TASK TO CARRY OUT:
Write every line out verbatim and omit the pictures.

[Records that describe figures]
◇ ◇ ◇ ◇ ◇

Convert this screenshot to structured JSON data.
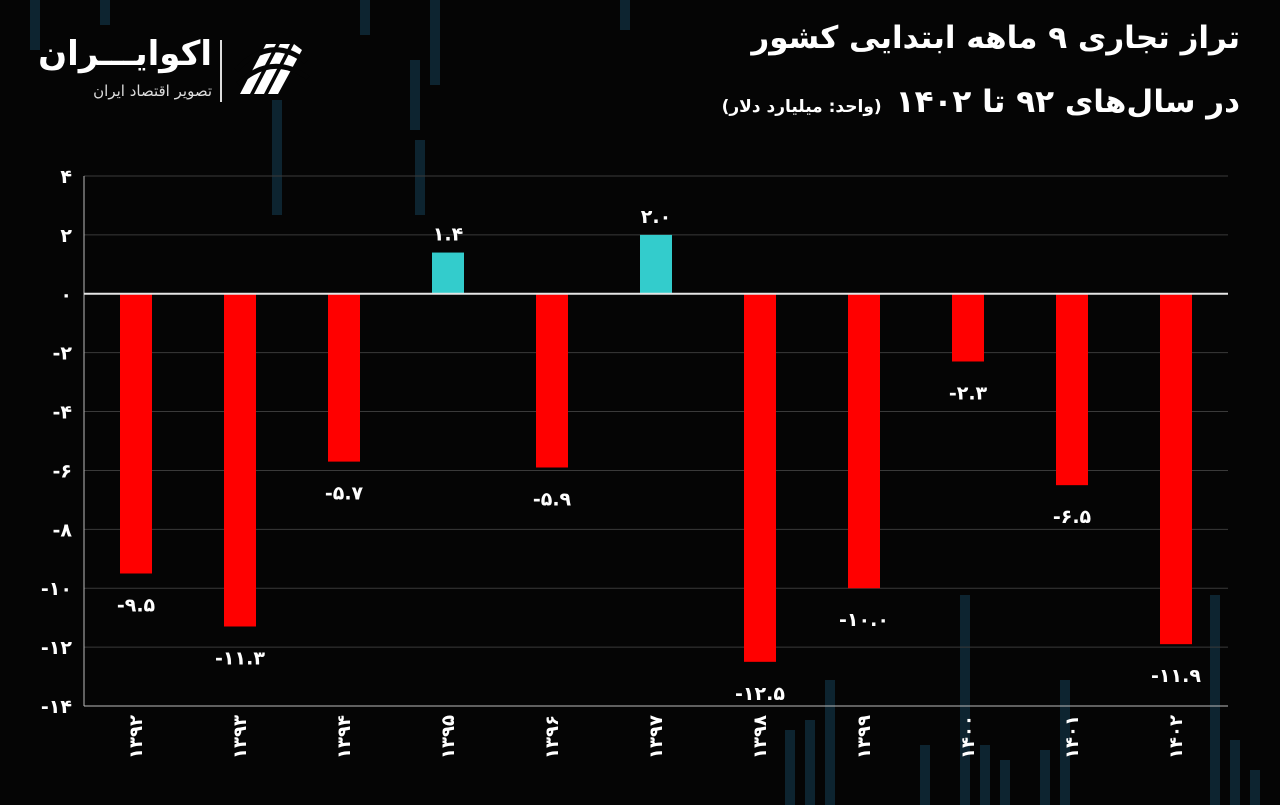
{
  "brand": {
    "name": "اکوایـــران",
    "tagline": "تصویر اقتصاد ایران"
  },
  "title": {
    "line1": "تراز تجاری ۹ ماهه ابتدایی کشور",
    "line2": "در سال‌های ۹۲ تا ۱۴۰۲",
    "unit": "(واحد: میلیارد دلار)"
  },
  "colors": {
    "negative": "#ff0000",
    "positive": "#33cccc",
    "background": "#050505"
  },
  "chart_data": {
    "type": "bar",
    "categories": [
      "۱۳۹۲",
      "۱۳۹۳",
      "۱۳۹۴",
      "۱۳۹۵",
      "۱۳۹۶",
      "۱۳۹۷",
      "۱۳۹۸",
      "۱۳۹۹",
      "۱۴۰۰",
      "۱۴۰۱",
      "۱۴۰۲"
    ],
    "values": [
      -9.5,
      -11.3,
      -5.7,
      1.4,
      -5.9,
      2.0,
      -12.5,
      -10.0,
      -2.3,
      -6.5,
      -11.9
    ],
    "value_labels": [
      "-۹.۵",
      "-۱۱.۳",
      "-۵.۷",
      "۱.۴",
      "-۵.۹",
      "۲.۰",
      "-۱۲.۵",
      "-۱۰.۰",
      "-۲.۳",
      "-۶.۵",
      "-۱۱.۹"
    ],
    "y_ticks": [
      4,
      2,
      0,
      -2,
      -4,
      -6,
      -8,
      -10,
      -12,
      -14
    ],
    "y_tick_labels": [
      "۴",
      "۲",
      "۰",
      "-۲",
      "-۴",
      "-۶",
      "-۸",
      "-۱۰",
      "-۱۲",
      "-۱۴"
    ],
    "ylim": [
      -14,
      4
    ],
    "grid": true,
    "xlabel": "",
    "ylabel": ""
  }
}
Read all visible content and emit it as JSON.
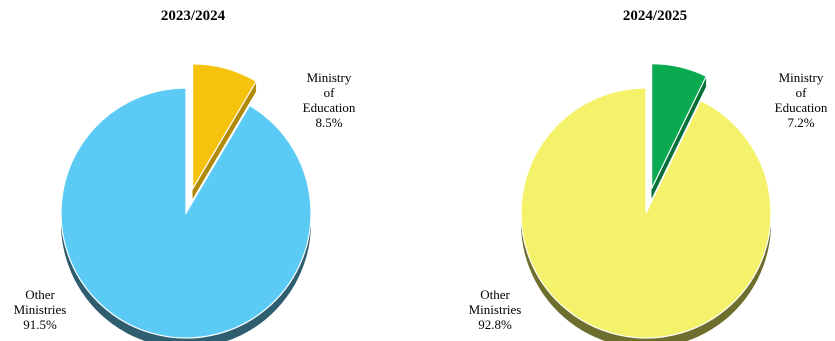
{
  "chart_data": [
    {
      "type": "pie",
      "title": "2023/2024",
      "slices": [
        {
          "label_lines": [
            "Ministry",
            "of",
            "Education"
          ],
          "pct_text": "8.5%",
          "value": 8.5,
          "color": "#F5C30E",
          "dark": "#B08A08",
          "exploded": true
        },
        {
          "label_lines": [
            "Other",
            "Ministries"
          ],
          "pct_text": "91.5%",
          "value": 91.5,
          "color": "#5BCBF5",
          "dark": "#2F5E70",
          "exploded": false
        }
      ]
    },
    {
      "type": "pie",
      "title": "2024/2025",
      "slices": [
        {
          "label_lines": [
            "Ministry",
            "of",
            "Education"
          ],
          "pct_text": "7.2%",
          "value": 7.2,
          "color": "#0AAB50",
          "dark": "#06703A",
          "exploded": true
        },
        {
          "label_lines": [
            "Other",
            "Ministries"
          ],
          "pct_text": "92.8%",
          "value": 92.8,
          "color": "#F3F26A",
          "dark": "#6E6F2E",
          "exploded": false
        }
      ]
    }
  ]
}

◇ ◇ ◇ ◇ ◇

RESPONSE TO THE TASK:
Convert this screenshot to structured JSON data.
{
  "brand": {
    "name": "اکوایـــران",
    "tagline": "تصویر اقتصاد ایران"
  },
  "title": {
    "line1": "تراز تجاری ۹ ماهه ابتدایی کشور",
    "line2": "در سال‌های ۹۲ تا ۱۴۰۲",
    "unit": "(واحد: میلیارد دلار)"
  },
  "colors": {
    "negative": "#ff0000",
    "positive": "#33cccc",
    "background": "#050505"
  },
  "chart_data": {
    "type": "bar",
    "categories": [
      "۱۳۹۲",
      "۱۳۹۳",
      "۱۳۹۴",
      "۱۳۹۵",
      "۱۳۹۶",
      "۱۳۹۷",
      "۱۳۹۸",
      "۱۳۹۹",
      "۱۴۰۰",
      "۱۴۰۱",
      "۱۴۰۲"
    ],
    "values": [
      -9.5,
      -11.3,
      -5.7,
      1.4,
      -5.9,
      2.0,
      -12.5,
      -10.0,
      -2.3,
      -6.5,
      -11.9
    ],
    "value_labels": [
      "-۹.۵",
      "-۱۱.۳",
      "-۵.۷",
      "۱.۴",
      "-۵.۹",
      "۲.۰",
      "-۱۲.۵",
      "-۱۰.۰",
      "-۲.۳",
      "-۶.۵",
      "-۱۱.۹"
    ],
    "y_ticks": [
      4,
      2,
      0,
      -2,
      -4,
      -6,
      -8,
      -10,
      -12,
      -14
    ],
    "y_tick_labels": [
      "۴",
      "۲",
      "۰",
      "-۲",
      "-۴",
      "-۶",
      "-۸",
      "-۱۰",
      "-۱۲",
      "-۱۴"
    ],
    "ylim": [
      -14,
      4
    ],
    "grid": true,
    "xlabel": "",
    "ylabel": ""
  }
}
Read all visible content and emit it as JSON.
{
  "chart_data": [
    {
      "type": "pie",
      "title": "2023/2024",
      "slices": [
        {
          "label_lines": [
            "Ministry",
            "of",
            "Education"
          ],
          "pct_text": "8.5%",
          "value": 8.5,
          "color": "#F5C30E",
          "dark": "#B08A08",
          "exploded": true
        },
        {
          "label_lines": [
            "Other",
            "Ministries"
          ],
          "pct_text": "91.5%",
          "value": 91.5,
          "color": "#5BCBF5",
          "dark": "#2F5E70",
          "exploded": false
        }
      ]
    },
    {
      "type": "pie",
      "title": "2024/2025",
      "slices": [
        {
          "label_lines": [
            "Ministry",
            "of",
            "Education"
          ],
          "pct_text": "7.2%",
          "value": 7.2,
          "color": "#0AAB50",
          "dark": "#06703A",
          "exploded": true
        },
        {
          "label_lines": [
            "Other",
            "Ministries"
          ],
          "pct_text": "92.8%",
          "value": 92.8,
          "color": "#F3F26A",
          "dark": "#6E6F2E",
          "exploded": false
        }
      ]
    }
  ]
}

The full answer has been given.